__EXERCISE INSTRUCTIONS__.
1 - In the article on VR-induced awe below, which five themes do Keltner and Haidt (2003) identify as shaping awe experiences?
2 - Reproduce a passage of the awe article below word for word, beginning at the words "VR-induced Awe: Can" and stopping after "full article here.".

__TEXT SHOWN__.
▬▬▬▬▬▬

VR-induced Awe: Can entertainment content also induce awe?

This article is derived from our research recently published in Computers and Human Behavior. For a more detailed account of our research, you can find our full article here.

Still from Travis Scott Fortnite concert. In the foreground, there are two video game avatars dancing to the music, with a further two avatars dancing on a building in the middle ground. In the background to the right there is a very large cartoon version of Travis Scott with his arms in the air rapping. To his right there is a trippy, translucent sphere with a rollercoaster and carnival tents on its surface
Still from Travis Scott Fortnite concert. Accessed via Travis Scott YouTube channel
Awe, emotion, and virtual reality

Growing empirical evidence has implicitly shown that virtual reality (VR) is an effective means to provide various virtual environments that depict natural or artificial environments for users to restore their psychological energy, recover from their negative mood, or to elicit extremely positive moods such as awe. Awe is a response triggered by stimuli that are perceived as vast, prompting a requirement for need for accommodation (e.g., cognitive adjustment). Primarily a positive emotion of self-transcendence, awe has been demonstrated to enhance individual well-being and foster prosocial behaviors (Bai et al., 2017; Yaden, Haidt, Hood, Vago, & Newberg, 2017).

Awe arises from diverse stimuli, from breathtaking landscapes to extraordinary human abilities, evoking amazement and wonder. Keltner and Haidt (2003) identify five themes shaping awe experiences: threat, beauty, ability, virtue, and supernatural encounters

Threats and dangers, such as natural disasters or human atrocities, evoke awe through fear (Gorden et al., 2017). Beautiful scenes, like majestic mountains or views of Earth from space, provoke awe by inducing a sense of smallness and requiring mental accommodation. Mental accommodation refers to the adjustment of an individual’s cognitive approach to understand and process information(Shiota et al., 2007; Schaffer et al., 2023). Witnessing exceptional abilities can also trigger awe, as seen in extraordinary performances, prompting admiration or a need for mental accommodation (Graziosi & Yaden, 2021; Keltner & Haidt, 2003).

Virtue, displayed through acts of nobility or kindness, elicits awe by elevating experiences to moral beauty and inspiring personal growth (Graziosi & Yaden, 2021). Supernatural awe, traditionally linked to spiritual or divine experiences, involves encounters with unimaginable phenomena, challenging existing mental schemas and prompting accommodation (Hendricks, 2018; Angyal, 1941). Such experiences broaden perspectives and transform self-concepts (Preston & Shin, 2017).

▬▬▬▬▬▬

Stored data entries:

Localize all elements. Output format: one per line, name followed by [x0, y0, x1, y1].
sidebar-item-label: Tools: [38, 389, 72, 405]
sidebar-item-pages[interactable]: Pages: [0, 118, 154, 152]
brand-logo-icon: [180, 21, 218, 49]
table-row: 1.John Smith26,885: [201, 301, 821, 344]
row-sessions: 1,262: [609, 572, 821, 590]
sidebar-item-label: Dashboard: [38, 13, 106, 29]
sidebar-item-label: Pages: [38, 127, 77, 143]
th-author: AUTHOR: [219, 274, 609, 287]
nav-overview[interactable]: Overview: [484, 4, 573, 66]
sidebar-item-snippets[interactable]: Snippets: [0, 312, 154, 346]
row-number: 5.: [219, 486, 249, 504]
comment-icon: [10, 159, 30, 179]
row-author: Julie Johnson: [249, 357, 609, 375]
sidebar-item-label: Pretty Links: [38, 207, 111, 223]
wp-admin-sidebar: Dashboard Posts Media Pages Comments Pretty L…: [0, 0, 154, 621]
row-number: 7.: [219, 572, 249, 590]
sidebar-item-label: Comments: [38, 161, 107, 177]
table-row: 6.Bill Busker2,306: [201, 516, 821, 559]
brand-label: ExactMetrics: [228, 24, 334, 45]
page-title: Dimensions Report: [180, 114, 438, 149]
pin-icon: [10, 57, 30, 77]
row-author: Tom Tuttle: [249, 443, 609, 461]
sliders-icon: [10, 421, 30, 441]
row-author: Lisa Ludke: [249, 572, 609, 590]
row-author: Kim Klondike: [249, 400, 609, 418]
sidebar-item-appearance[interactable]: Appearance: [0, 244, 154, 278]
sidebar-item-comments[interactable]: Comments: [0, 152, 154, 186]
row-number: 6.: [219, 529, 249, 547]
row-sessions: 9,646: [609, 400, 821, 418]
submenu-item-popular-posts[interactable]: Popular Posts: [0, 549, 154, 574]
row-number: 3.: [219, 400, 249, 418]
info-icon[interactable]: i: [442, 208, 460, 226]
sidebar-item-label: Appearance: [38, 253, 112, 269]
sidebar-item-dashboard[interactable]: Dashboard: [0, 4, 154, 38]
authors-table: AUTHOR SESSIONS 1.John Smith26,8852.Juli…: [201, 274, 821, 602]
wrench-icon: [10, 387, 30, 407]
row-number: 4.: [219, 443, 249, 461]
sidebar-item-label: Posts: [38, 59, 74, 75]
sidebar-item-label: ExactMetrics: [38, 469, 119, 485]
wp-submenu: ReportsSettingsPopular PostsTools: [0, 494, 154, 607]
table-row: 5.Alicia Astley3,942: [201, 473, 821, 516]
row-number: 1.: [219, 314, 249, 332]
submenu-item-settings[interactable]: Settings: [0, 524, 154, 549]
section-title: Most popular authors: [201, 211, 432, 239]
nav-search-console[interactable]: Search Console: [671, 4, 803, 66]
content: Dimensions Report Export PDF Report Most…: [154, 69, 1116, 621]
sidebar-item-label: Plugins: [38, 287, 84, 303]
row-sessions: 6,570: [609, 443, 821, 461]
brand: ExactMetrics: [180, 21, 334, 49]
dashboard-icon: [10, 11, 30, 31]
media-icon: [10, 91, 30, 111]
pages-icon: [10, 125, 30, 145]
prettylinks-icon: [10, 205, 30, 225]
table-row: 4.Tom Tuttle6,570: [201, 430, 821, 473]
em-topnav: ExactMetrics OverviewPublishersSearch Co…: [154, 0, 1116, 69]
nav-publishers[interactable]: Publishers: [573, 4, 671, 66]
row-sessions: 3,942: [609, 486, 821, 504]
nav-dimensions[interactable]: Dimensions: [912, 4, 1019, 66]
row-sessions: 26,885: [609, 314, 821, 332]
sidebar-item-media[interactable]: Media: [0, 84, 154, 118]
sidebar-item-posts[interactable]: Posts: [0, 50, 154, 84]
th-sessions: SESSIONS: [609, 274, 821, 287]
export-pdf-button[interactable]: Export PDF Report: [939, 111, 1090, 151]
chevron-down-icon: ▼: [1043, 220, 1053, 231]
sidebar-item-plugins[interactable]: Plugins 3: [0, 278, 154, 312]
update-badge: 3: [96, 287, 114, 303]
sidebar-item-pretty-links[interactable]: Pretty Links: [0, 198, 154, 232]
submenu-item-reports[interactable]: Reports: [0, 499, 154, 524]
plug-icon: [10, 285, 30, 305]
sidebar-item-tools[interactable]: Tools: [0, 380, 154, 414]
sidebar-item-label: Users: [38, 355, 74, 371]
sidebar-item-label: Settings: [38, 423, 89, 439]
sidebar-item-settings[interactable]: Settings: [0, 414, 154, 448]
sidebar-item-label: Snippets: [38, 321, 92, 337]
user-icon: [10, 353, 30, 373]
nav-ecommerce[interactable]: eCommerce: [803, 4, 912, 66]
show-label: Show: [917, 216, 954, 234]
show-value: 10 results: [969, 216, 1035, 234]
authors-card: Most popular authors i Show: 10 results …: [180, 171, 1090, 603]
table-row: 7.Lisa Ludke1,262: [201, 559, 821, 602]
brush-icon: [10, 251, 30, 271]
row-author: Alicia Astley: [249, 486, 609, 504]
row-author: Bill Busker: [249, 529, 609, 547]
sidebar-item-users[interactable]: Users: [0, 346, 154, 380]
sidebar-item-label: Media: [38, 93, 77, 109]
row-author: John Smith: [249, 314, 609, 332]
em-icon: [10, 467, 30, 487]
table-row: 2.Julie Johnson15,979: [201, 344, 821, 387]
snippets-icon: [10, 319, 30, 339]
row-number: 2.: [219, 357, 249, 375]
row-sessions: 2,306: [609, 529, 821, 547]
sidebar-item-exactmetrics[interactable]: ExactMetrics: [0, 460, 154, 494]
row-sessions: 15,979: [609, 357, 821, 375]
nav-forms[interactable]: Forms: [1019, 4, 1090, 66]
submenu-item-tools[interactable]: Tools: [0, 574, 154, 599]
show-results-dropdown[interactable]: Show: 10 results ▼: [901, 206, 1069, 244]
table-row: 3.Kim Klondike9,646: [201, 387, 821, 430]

▬▬▬▬▬▬

__FULL SOLUTIONS__.
1 - Threat, beauty, ability, virtue, and supernatural encounters.

2 -
VR-induced Awe: Can entertainment content also induce awe?

This article is derived from our research recently published in Computers and Human Behavior. For a more detailed account of our research, you can find our full article here.